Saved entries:
——
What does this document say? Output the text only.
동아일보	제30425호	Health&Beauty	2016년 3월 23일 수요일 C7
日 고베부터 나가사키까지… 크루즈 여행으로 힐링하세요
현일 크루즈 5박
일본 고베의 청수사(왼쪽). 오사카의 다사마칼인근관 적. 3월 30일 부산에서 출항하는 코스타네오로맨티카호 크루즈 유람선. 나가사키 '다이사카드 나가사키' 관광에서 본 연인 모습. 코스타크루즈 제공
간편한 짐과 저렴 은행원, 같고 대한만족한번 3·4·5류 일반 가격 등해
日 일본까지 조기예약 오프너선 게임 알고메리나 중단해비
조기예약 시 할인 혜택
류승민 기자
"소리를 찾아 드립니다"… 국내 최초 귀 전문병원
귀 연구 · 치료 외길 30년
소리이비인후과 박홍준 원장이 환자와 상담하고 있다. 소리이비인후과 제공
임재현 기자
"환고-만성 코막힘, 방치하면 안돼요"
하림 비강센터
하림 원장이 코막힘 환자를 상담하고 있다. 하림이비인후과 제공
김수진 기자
——
# Instructions for the task
Look through the records above and report how many lines hold the word "상담하고", giving only the number.

# Answer to the task
2